= PASSAGE PROVIDED =
Date:
Fri, 3 Nov 2006 12:12:25 +0000
From:
Steve Hedley
Subject:
Defamation and compensation for enrichment
Your
point, as I understand it, relies on the assumption that the measure
of exemplary damages bears a close resemblance to the amount of
the profit made. But, as Jason has already noted, that is not the
law. The amount of profit is, at most, simply one factor to be borne
in mind in deciding the extent to which the defendant needs to be
punished - as is clear from Rookes and other cases. The
award may be less or more than the profit made, as the jury think
fit.
As
to Lord Devlin's opinion, this nowhere states that "damages
can be used in order to strip the profit made". Devlin is explicit
that the purpose is punishment (it is to show the defendant that
the law "cannot be broken with impunity", as he put it).
He is also clear that the quantum is to be left to the jury. None
of this sits well will the idea that the remedy is "based on
restitution or disgorgement than punishment" - even assuming
that that distinction is accepted in the first place. It is disingenuous
say that the opinion does not authorise an award of more than the
profit made: the opinion is very light on any suggestions for the
size of the award, and says nothing either way.
Of
course, if the restitutionary remedy existed, it would be attractive
to plaintiffs precisely because it *wouldn't* involve the punitive
question that the current law asks, namely whether the defendant
deserves such a penalty. The question is, given the (limited) existence
of the flexible remedy for exemplary damages, whether the additional
restitutionary remedy would be needed.
Steve
Hedley
Faculty of Law, University College Cork
-----Original
Message-----
From: Allan Beever
Sent: 03 November 2006 11:16
Subject: Re: ODG: Defamation and compensation for enrichment
In
response to Steve's post:
It
seems to me that this misses the point that we were trying to make.

= WHAT YOU ARE ASKED TO DO =
In the email above on defamation and compensation for enrichment, turn the paragraph beginning "Your point, as I understand it" into a short bulleted list that keeps its main facts.

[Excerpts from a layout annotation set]
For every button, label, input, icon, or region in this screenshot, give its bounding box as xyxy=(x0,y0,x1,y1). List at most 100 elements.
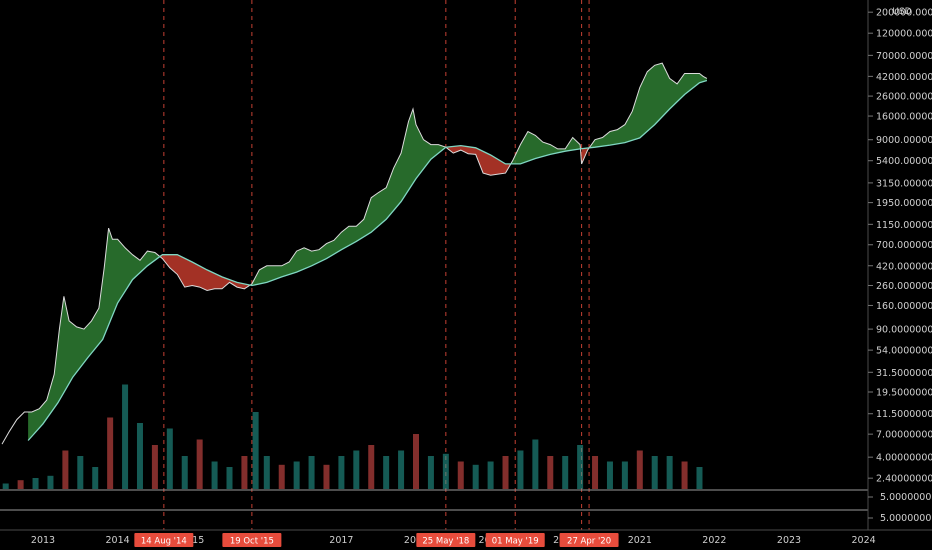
volume-bar-41 xyxy=(606,461,613,489)
volume-bar-33 xyxy=(487,461,494,489)
volume-bar-3 xyxy=(47,475,54,489)
volume-bar-13 xyxy=(196,439,203,489)
time-tick-label-10: 2023 xyxy=(777,535,801,546)
indicator-axis-ticks: 5.00000000 5.00000000 xyxy=(868,492,932,524)
volume-bar-4 xyxy=(62,450,69,489)
price-tick-label-9: 1950.00000000 xyxy=(876,198,932,209)
moving-average-line xyxy=(27,79,708,441)
volume-bars xyxy=(2,384,703,489)
volume-bar-18 xyxy=(263,456,270,489)
ma-band-fills xyxy=(28,63,707,441)
price-tick-label-12: 420.00000000 xyxy=(876,261,932,272)
volume-bar-25 xyxy=(368,445,375,489)
volume-bar-6 xyxy=(92,467,99,489)
volume-bar-34 xyxy=(502,456,509,489)
event-label-box-3 xyxy=(485,533,545,547)
volume-bar-46 xyxy=(681,461,688,489)
price-tick-label-1: 120000.00000000 xyxy=(876,29,932,40)
time-tick-label-1: 2014 xyxy=(106,535,130,546)
event-label-text-2: 25 May '18 xyxy=(422,537,469,547)
band-fill-0 xyxy=(28,228,161,441)
volume-bar-20 xyxy=(293,461,300,489)
price-tick-label-13: 260.00000000 xyxy=(876,281,932,292)
volume-bar-15 xyxy=(226,467,233,489)
band-fill-1 xyxy=(160,254,251,291)
volume-bar-47 xyxy=(696,467,703,489)
volume-bar-17 xyxy=(252,412,259,489)
volume-bar-27 xyxy=(398,450,405,489)
volume-bar-38 xyxy=(562,456,569,489)
time-tick-label-4: 2017 xyxy=(329,535,353,546)
event-label-text-1: 19 Oct '15 xyxy=(230,537,274,547)
volume-bar-22 xyxy=(323,464,330,489)
volume-bar-37 xyxy=(547,456,554,489)
volume-bar-42 xyxy=(621,461,628,489)
volume-bar-21 xyxy=(308,456,315,489)
price-tick-label-21: 4.00000000 xyxy=(876,453,932,464)
volume-bar-26 xyxy=(383,456,390,489)
price-tick-label-4: 26000.00000000 xyxy=(876,92,932,103)
band-fill-6 xyxy=(590,63,707,148)
price-tick-label-5: 16000.00000000 xyxy=(876,112,932,123)
time-tick-label-11: 2024 xyxy=(852,535,876,546)
volume-bar-9 xyxy=(136,423,143,489)
event-label-box-2 xyxy=(416,533,476,547)
volume-bar-39 xyxy=(577,445,584,489)
volume-bar-14 xyxy=(211,461,218,489)
volume-bar-43 xyxy=(636,450,643,489)
price-tick-label-11: 700.00000000 xyxy=(876,240,932,251)
price-tick-label-15: 90.00000000 xyxy=(876,325,932,336)
volume-bar-5 xyxy=(77,456,84,489)
event-label-text-5: 27 Apr '20 xyxy=(567,537,611,547)
price-tick-label-16: 54.00000000 xyxy=(876,346,932,357)
volume-bar-45 xyxy=(666,456,673,489)
price-tick-label-19: 11.50000000 xyxy=(876,409,932,420)
volume-bar-10 xyxy=(151,445,158,489)
price-tick-label-17: 31.50000000 xyxy=(876,368,932,379)
price-tick-label-0: 200000.00000000 xyxy=(876,8,932,19)
band-fill-5 xyxy=(581,147,591,164)
price-tick-label-20: 7.00000000 xyxy=(876,430,932,441)
volume-bar-7 xyxy=(107,417,114,489)
price-tick-label-6: 9000.00000000 xyxy=(876,135,932,146)
volume-bar-40 xyxy=(592,456,599,489)
volume-bar-29 xyxy=(427,456,434,489)
price-tick-label-18: 19.50000000 xyxy=(876,388,932,399)
indicator-tick-label-1: 5.00000000 xyxy=(880,513,932,524)
volume-bar-23 xyxy=(338,456,345,489)
event-label-box-1 xyxy=(222,533,282,547)
time-tick-label-9: 2022 xyxy=(702,535,726,546)
price-tick-label-2: 70000.00000000 xyxy=(876,51,932,62)
volume-bar-1 xyxy=(17,480,24,489)
event-label-box-0 xyxy=(134,533,194,547)
price-tick-label-3: 42000.00000000 xyxy=(876,72,932,83)
volume-bar-31 xyxy=(457,461,464,489)
volume-bar-24 xyxy=(353,450,360,489)
volume-bar-32 xyxy=(472,464,479,489)
event-label-text-3: 01 May '19 xyxy=(492,537,539,547)
price-tick-label-7: 5400.00000000 xyxy=(876,156,932,167)
volume-bar-16 xyxy=(241,456,248,489)
price-axis-ticks: 200000.00000000 120000.00000000 70000.0000… xyxy=(868,8,932,485)
volume-bar-2 xyxy=(32,478,39,489)
event-lines xyxy=(163,0,590,530)
price-tick-label-10: 1150.00000000 xyxy=(876,220,932,231)
event-label-box-5 xyxy=(559,533,619,547)
volume-bar-19 xyxy=(278,464,285,489)
volume-bar-30 xyxy=(442,453,449,489)
event-label-text-0: 14 Aug '14 xyxy=(141,537,187,547)
event-labels: 14 Aug '14 19 Oct '15 25 May '18 01 May '19… xyxy=(134,533,619,547)
time-tick-label-5: 2018 xyxy=(404,535,428,546)
price-tick-label-14: 160.00000000 xyxy=(876,301,932,312)
price-tick-label-22: 2.40000000 xyxy=(876,474,932,485)
band-fill-4 xyxy=(511,131,582,164)
price-tick-label-8: 3150.00000000 xyxy=(876,178,932,189)
time-tick-label-8: 2021 xyxy=(628,535,652,546)
band-fill-2 xyxy=(250,109,448,286)
volume-bar-28 xyxy=(413,434,419,489)
indicator-tick-label-0: 5.00000000 xyxy=(880,492,932,503)
volume-bar-36 xyxy=(532,439,539,489)
volume-bar-8 xyxy=(122,384,129,489)
price-axis-currency: USD xyxy=(892,7,911,17)
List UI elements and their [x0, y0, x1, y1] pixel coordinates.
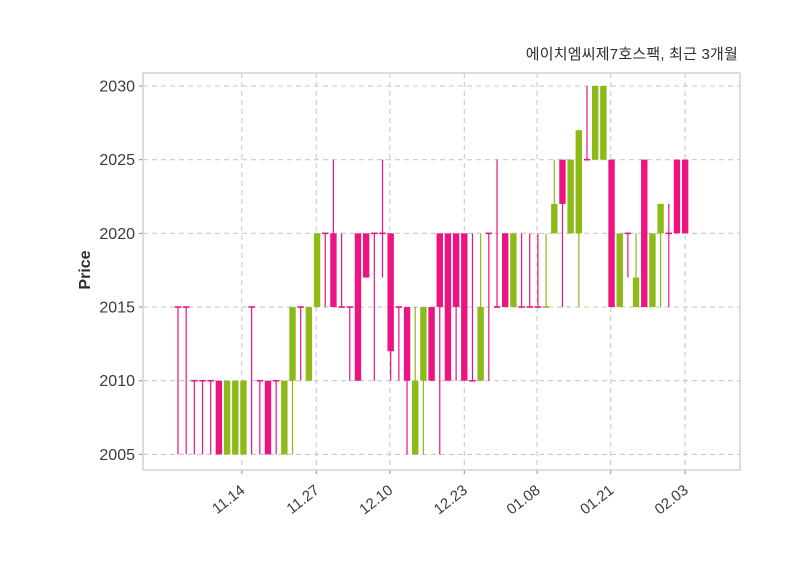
candle-body-doji [248, 306, 255, 308]
candle-body-doji [322, 232, 329, 235]
x-tick-label: 01.21 [577, 482, 617, 519]
candle-body [215, 380, 223, 455]
candle-body-doji [346, 306, 353, 308]
candle-body [232, 380, 239, 455]
candle-body [608, 159, 615, 308]
candle-body [559, 159, 566, 204]
candle-body [420, 307, 427, 381]
candle-body [240, 380, 247, 455]
candle-body [354, 233, 362, 381]
candle-body-doji [493, 306, 501, 308]
candle-body [591, 86, 599, 160]
chart-title: 에이치엠씨제7호스팩, 최근 3개월 [525, 46, 738, 63]
x-tick-label: 12.23 [431, 482, 471, 519]
candle-body-doji [297, 306, 304, 308]
x-tick-label: 02.03 [652, 482, 692, 519]
y-tick-label: 2015 [99, 300, 135, 317]
candle-body-doji [191, 379, 198, 382]
candle-body [305, 307, 313, 381]
candle-body-doji [371, 232, 378, 235]
y-tick-label: 2020 [99, 226, 135, 243]
candle-body [461, 233, 468, 381]
candle-body [444, 233, 452, 381]
candle-body-doji [534, 306, 542, 308]
candle-body-doji [542, 306, 550, 308]
candle-body [313, 233, 321, 308]
candle-body-doji [469, 379, 476, 382]
candle-body [641, 159, 648, 308]
candle-body [673, 159, 681, 234]
candle-body [387, 233, 394, 352]
candle-body [428, 307, 435, 381]
candle-body-doji [665, 232, 672, 235]
candle-body [502, 233, 509, 308]
candle-body [575, 130, 583, 234]
candle-body-doji [485, 232, 493, 235]
candle-body [281, 380, 288, 455]
candle-body-doji [379, 232, 386, 235]
y-tick-label: 2030 [99, 79, 135, 96]
y-tick-label: 2010 [99, 373, 135, 390]
candle-body [264, 380, 272, 455]
plot-border [142, 72, 741, 471]
candle-body [600, 86, 607, 160]
candle-body-doji [182, 306, 190, 308]
candle-body-doji [526, 306, 533, 308]
candle-body-doji [518, 306, 525, 308]
candle-body [681, 159, 689, 234]
y-tick-label: 2025 [99, 152, 135, 169]
candle-body [223, 380, 231, 455]
candle-body [649, 233, 656, 308]
candle-body [362, 233, 370, 278]
candle-body [510, 233, 517, 308]
candle-body [289, 307, 296, 381]
candle-body-doji [395, 306, 403, 308]
candle-body [567, 159, 574, 234]
candle-body [616, 233, 623, 308]
candle-body [330, 233, 337, 308]
candle-body [477, 307, 484, 381]
candle-body-doji [624, 232, 632, 235]
candle-body [452, 233, 460, 308]
candle-body-doji [272, 379, 280, 382]
candle-body-doji [583, 158, 591, 161]
candle-body-doji [174, 306, 182, 308]
candle-body [551, 203, 558, 234]
candle-body-doji [199, 379, 206, 382]
candle-body [412, 380, 419, 455]
y-tick-label: 2005 [99, 447, 135, 464]
candle-body [436, 233, 443, 308]
candle-body [632, 277, 640, 308]
x-tick-label: 12.10 [356, 482, 396, 519]
x-tick-label: 11.14 [209, 482, 248, 518]
x-tick-label: 11.27 [284, 482, 323, 518]
candle-body-doji [338, 306, 345, 308]
candle-body-doji [207, 379, 214, 382]
candle-body-doji [256, 379, 263, 382]
candle-body [657, 203, 664, 234]
x-tick-label: 01.08 [504, 482, 544, 519]
candle-body [403, 307, 411, 381]
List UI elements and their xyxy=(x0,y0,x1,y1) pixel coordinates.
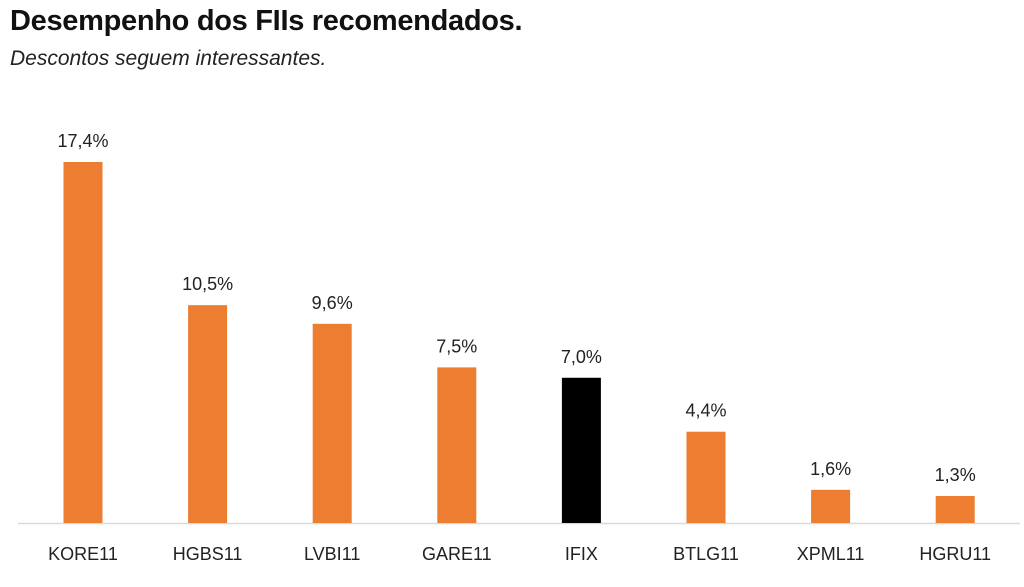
category-label-btlg11: BTLG11 xyxy=(673,544,739,564)
category-label-gare11: GARE11 xyxy=(422,544,492,564)
bar-xpml11 xyxy=(811,489,851,523)
chart-title: Desempenho dos FIIs recomendados. xyxy=(10,5,523,37)
data-label-btlg11: 4,4% xyxy=(685,401,726,421)
category-label-lvbi11: LVBI11 xyxy=(304,544,360,564)
data-label-gare11: 7,5% xyxy=(436,336,477,356)
bar-hgbs11 xyxy=(188,305,228,523)
bar-kore11 xyxy=(63,162,103,523)
bar-ifix xyxy=(561,377,601,523)
data-label-hgru11: 1,3% xyxy=(935,465,976,485)
data-label-kore11: 17,4% xyxy=(57,131,108,151)
chart-subtitle: Descontos seguem interessantes. xyxy=(10,47,327,70)
category-label-xpml11: XPML11 xyxy=(797,544,865,564)
data-label-xpml11: 1,6% xyxy=(810,459,851,479)
data-label-ifix: 7,0% xyxy=(561,347,602,367)
bar-lvbi11 xyxy=(312,323,352,523)
category-label-kore11: KORE11 xyxy=(48,544,118,564)
category-label-hgbs11: HGBS11 xyxy=(173,544,243,564)
category-label-hgru11: HGRU11 xyxy=(919,544,991,564)
category-label-ifix: IFIX xyxy=(565,544,598,564)
bar-btlg11 xyxy=(686,431,726,523)
data-label-lvbi11: 9,6% xyxy=(312,293,353,313)
data-label-hgbs11: 10,5% xyxy=(182,274,233,294)
bar-gare11 xyxy=(437,367,477,523)
bar-hgru11 xyxy=(935,496,975,523)
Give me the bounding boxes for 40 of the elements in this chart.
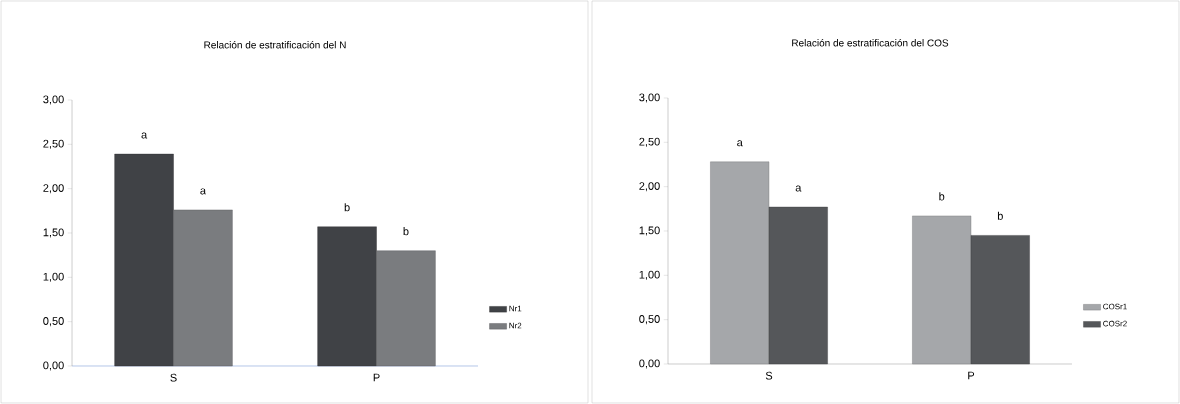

= RESPONSE TO THE TASK =
- The point assumes that the measure of exemplary damages closely resembles the profit made, but, as Jason noted, that is not the law.
- Profit is at most one factor in deciding how far the defendant needs to be punished, as Rookes and other cases make clear.
- The jury may award less or more than the profit made, as it thinks fit.